- _EXERCISE DIRECTIONS_: Quote the records that follow in full and exactly; leave out the pictures.
──────────────────────────────
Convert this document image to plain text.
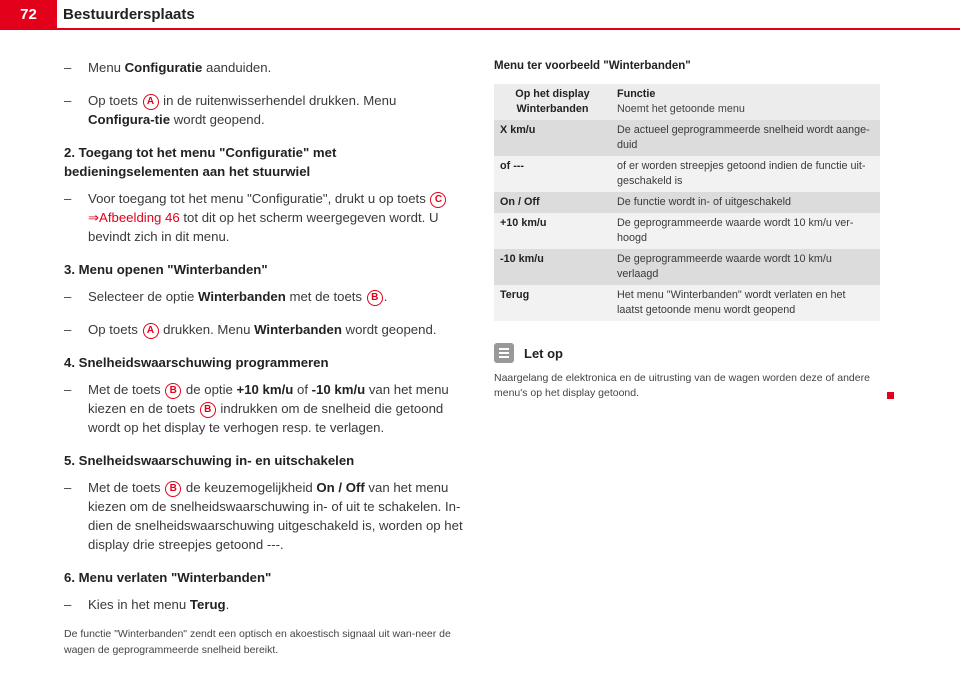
72	Bestuurdersplaats
– Menu Configuratie aanduiden.
– Op toets A in de ruitenwisserhendel drukken. Menu Configura-tie wordt geopend.
2. Toegang tot het menu "Configuratie" met bedieningselementen aan het stuurwiel
– Voor toegang tot het menu "Configuratie", drukt u op toets C
⇒Afbeelding 46 tot dit op het scherm weergegeven wordt. U bevindt zich in dit menu.
3. Menu openen "Winterbanden"
– Selecteer de optie Winterbanden met de toets B .
– Op toets A drukken. Menu Winterbanden wordt geopend.
4. Snelheidswaarschuwing programmeren
– Met de toets B de optie +10 km/u of -10 km/u van het menu kiezen en de toets B indrukken om de snelheid die getoond wordt op het display te verhogen resp. te verlagen.
5. Snelheidswaarschuwing in- en uitschakelen
– Met de toets B de keuzemogelijkheid On / Off van het menu kiezen om de snelheidswaarschuwing in- of uit te schakelen. In-dien de snelheidswaarschuwing uitgeschakeld is, worden op het display drie streepjes getoond ---.
6. Menu verlaten "Winterbanden"
– Kies in het menu Terug.
De functie "Winterbanden" zendt een optisch en akoestisch signaal uit wan-neer de wagen de geprogrammeerde snelheid bereikt.
Menu ter voorbeeld "Winterbanden"
Op het display Winterbanden	Functie
Noemt het getoonde menu
X km/u	De actueel geprogrammeerde snelheid wordt aange-duid
of ---	of er worden streepjes getoond indien de functie uit-geschakeld is
On / Off	De functie wordt in- of uitgeschakeld
+10 km/u	De geprogrammeerde waarde wordt 10 km/u ver-hoogd
-10 km/u	De geprogrammeerde waarde wordt 10 km/u verlaagd
Terug	Het menu "Winterbanden" wordt verlaten en het laatst getoonde menu wordt geopend
Let op
Naargelang de elektronica en de uitrusting van de wagen worden deze of andere menu's op het display getoond.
──────────────────────────────
- _COMPLETED TASK_:
Convert this document image to plain text.
72	Bestuurdersplaats
– Menu Configuratie aanduiden.
– Op toets A in de ruitenwisserhendel drukken. Menu Configura-tie wordt geopend.
2. Toegang tot het menu "Configuratie" met bedieningselementen aan het stuurwiel
– Voor toegang tot het menu "Configuratie", drukt u op toets C
⇒Afbeelding 46 tot dit op het scherm weergegeven wordt. U bevindt zich in dit menu.
3. Menu openen "Winterbanden"
– Selecteer de optie Winterbanden met de toets B .
– Op toets A drukken. Menu Winterbanden wordt geopend.
4. Snelheidswaarschuwing programmeren
– Met de toets B de optie +10 km/u of -10 km/u van het menu kiezen en de toets B indrukken om de snelheid die getoond wordt op het display te verhogen resp. te verlagen.
5. Snelheidswaarschuwing in- en uitschakelen
– Met de toets B de keuzemogelijkheid On / Off van het menu kiezen om de snelheidswaarschuwing in- of uit te schakelen. In-dien de snelheidswaarschuwing uitgeschakeld is, worden op het display drie streepjes getoond ---.
6. Menu verlaten "Winterbanden"
– Kies in het menu Terug.
De functie "Winterbanden" zendt een optisch en akoestisch signaal uit wan-neer de wagen de geprogrammeerde snelheid bereikt.
Menu ter voorbeeld "Winterbanden"
Op het display Winterbanden	Functie
Noemt het getoonde menu
X km/u	De actueel geprogrammeerde snelheid wordt aange-duid
of ---	of er worden streepjes getoond indien de functie uit-geschakeld is
On / Off	De functie wordt in- of uitgeschakeld
+10 km/u	De geprogrammeerde waarde wordt 10 km/u ver-hoogd
-10 km/u	De geprogrammeerde waarde wordt 10 km/u verlaagd
Terug	Het menu "Winterbanden" wordt verlaten en het laatst getoonde menu wordt geopend
Let op
Naargelang de elektronica en de uitrusting van de wagen worden deze of andere menu's op het display getoond.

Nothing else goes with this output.